Brano:
Giunti sul posto, ci si industriava a raccogliere più neve possibile, comprimendola a palla e provvedendo poi a trasportarla, a spalla o infilzata in un robusto bastone, fino allo spiazzo antistante alla neviera, dove veniva depositata, in attesa di esservi introdotta attraverso apposite botole. L’operazione successiva consisteva nel comprimere con grosse mazze di legno la neve fino a renderla compatta, alternandola a strati di paglia.
Non sempre era sufficiente un inverno per riempire una neviera, soprattutto se era particolarmente capiente, come la Grotta Grande di Buccheri o quella che i chiaramontani chiamavano la lupa, un insaziabile ventre che vedeva impiegati fino a cinquecento raccoglitori a riempire la sua famelica bocca. Né bastava poi l’estate successiva a svuotarla.
Entravano allora in gioco gli operai che sezionavano in grossi blocchi l’enorme massa di ghiaccio, e i vardunara, i conduttori di bestie da soma, che con lunghe carovane di muli ed asini provvedevano al trasporto dei blocchi ghiacciati avvolti in paglia e sacchi di iuta. Arrivavano di sera nelle neviere e aspettavano che si facesse notte per ripartire, in modo da viaggiare col fresco e giungere a destinazione sul far del giorno. Da metà Ottocento il trasporto a basto fu soppiantato dai nuovi mezzi di trasporto, i carretti, che ora si spostavano sulla moderna rotabile costruita per collegare Chiaramonte con Comiso e Ragusa.

Dati forniti:
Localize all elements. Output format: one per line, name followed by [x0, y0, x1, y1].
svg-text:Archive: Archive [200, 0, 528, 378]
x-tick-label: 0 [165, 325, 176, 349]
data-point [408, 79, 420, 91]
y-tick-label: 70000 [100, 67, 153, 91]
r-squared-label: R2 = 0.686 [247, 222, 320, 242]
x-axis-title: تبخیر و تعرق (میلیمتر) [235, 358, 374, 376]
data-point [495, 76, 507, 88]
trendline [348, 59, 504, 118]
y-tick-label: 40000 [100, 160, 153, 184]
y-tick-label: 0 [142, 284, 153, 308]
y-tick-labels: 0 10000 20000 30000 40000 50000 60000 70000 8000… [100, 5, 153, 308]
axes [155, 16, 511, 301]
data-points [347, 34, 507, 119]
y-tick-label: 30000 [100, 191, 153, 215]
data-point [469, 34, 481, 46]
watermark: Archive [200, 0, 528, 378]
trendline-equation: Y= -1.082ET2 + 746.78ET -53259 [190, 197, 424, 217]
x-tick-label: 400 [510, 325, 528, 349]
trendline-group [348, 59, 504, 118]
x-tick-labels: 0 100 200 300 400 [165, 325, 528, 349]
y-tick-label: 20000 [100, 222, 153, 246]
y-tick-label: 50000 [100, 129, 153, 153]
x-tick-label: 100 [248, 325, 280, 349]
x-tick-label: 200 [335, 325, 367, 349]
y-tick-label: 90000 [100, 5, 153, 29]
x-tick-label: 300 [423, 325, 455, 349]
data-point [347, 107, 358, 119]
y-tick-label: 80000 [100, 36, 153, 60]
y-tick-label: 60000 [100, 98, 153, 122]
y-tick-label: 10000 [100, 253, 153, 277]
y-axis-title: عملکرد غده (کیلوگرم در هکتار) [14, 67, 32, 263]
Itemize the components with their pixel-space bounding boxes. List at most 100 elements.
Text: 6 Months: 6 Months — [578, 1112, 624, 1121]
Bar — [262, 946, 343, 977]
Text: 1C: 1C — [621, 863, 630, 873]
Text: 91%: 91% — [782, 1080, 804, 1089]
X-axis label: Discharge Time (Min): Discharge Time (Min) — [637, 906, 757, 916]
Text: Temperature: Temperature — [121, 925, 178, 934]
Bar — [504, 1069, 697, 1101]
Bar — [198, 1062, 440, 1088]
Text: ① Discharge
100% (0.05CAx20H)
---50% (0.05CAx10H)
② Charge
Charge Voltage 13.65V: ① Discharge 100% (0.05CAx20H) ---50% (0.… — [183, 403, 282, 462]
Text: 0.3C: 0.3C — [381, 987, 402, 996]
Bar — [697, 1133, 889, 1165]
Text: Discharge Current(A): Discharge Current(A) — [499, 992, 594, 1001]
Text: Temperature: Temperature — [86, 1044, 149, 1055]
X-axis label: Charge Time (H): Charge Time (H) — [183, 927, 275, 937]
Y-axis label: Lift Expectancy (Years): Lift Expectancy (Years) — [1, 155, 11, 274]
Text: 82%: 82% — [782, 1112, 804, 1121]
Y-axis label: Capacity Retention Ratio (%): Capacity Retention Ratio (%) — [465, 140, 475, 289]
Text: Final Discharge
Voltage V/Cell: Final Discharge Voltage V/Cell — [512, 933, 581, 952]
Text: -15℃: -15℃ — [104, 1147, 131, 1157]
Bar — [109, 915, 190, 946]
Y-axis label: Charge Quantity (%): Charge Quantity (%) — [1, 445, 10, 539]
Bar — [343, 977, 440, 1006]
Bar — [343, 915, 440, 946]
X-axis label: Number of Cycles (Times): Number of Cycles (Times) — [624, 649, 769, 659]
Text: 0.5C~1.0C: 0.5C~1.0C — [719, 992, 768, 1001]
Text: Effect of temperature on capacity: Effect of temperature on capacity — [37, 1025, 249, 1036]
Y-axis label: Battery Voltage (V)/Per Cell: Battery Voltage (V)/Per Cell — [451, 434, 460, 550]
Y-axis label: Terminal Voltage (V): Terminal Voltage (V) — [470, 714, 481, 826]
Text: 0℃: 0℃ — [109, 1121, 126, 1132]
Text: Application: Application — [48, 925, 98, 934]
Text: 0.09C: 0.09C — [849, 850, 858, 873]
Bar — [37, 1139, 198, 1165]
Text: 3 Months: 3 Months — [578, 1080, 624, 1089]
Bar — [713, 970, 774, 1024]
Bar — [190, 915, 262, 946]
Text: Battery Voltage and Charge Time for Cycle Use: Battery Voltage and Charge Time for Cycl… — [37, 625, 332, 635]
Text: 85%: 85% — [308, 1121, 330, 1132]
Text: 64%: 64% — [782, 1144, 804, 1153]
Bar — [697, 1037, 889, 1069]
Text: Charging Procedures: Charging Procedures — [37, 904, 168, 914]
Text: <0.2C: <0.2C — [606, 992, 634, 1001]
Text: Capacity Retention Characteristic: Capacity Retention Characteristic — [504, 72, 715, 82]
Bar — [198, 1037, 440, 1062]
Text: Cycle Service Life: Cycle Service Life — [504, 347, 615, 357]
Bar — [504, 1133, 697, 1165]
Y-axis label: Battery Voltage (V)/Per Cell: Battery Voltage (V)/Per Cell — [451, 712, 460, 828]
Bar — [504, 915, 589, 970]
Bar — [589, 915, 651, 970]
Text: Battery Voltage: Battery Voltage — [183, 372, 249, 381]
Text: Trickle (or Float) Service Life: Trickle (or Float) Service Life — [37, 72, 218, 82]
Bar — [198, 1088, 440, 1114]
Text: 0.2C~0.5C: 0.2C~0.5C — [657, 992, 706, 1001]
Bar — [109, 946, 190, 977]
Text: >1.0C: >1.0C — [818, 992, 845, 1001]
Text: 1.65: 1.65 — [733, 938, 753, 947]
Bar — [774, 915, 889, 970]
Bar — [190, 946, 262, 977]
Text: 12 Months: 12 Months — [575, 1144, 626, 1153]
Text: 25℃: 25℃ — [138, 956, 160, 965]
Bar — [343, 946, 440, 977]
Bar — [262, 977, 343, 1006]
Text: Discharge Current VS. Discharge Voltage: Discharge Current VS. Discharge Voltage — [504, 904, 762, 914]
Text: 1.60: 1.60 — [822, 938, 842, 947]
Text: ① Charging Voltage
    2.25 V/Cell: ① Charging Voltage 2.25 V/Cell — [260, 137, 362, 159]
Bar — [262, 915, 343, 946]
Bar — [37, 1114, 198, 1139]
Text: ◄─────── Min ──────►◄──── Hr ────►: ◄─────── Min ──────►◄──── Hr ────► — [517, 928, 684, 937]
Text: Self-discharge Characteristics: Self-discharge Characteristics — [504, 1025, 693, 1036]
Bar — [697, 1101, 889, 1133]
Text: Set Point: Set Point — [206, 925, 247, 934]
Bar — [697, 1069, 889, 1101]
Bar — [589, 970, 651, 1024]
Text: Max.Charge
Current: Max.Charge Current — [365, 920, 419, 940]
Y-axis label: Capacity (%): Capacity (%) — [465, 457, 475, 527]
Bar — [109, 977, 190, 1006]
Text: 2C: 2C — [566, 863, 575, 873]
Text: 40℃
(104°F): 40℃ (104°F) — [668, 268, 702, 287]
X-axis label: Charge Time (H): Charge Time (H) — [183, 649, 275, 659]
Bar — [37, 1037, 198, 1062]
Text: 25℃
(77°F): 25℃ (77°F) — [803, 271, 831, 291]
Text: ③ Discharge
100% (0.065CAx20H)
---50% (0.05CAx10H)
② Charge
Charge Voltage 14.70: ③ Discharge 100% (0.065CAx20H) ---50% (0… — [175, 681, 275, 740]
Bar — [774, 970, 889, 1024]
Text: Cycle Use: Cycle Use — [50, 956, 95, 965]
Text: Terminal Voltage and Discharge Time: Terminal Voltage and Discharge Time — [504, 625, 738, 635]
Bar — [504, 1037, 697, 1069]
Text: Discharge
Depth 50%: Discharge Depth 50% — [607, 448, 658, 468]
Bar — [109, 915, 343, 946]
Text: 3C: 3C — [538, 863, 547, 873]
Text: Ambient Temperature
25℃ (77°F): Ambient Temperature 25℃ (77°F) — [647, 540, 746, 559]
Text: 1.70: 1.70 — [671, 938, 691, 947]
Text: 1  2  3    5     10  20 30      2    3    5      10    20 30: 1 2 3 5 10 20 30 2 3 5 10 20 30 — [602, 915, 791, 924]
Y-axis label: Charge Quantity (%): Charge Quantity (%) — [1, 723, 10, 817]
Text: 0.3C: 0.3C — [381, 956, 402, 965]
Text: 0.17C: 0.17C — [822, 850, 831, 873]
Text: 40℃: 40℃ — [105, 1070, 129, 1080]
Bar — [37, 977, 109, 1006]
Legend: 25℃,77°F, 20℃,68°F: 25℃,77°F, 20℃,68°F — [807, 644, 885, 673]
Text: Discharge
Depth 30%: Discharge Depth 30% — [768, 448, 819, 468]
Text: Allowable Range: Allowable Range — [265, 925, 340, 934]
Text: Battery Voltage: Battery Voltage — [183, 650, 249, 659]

Consegne:
• a. Ricopia dal brano la parte che si apre con le parole contenenti "Giunti sul posto, ci" e si chiude con "successiva a svuotarla.".
• b. Elenca tutti i centri che, secondo il brano, la moderna rotabile era stata costruita per collegare.
Le righe riportate non hanno alcun legame con il brano.

Risposte in ordine:
• a.
Giunti sul posto, ci si industriava a raccogliere più neve possibile, comprimendola a palla e provvedendo poi a trasportarla, a spalla o infilzata in un robusto bastone, fino allo spiazzo antistante alla neviera, dove veniva depositata, in attesa di esservi introdotta attraverso apposite botole. L’operazione successiva consisteva nel comprimere con grosse mazze di legno la neve fino a renderla compatta, alternandola a strati di paglia.
Non sempre era sufficiente un inverno per riempire una neviera, soprattutto se era particolarmente capiente, come la Grotta Grande di Buccheri o quella che i chiaramontani chiamavano la lupa, un insaziabile ventre che vedeva impiegati fino a cinquecento raccoglitori a riempire la sua famelica bocca. Né bastava poi l’estate successiva a svuotarla.

• b.
Chiaramonte
Comiso
Ragusa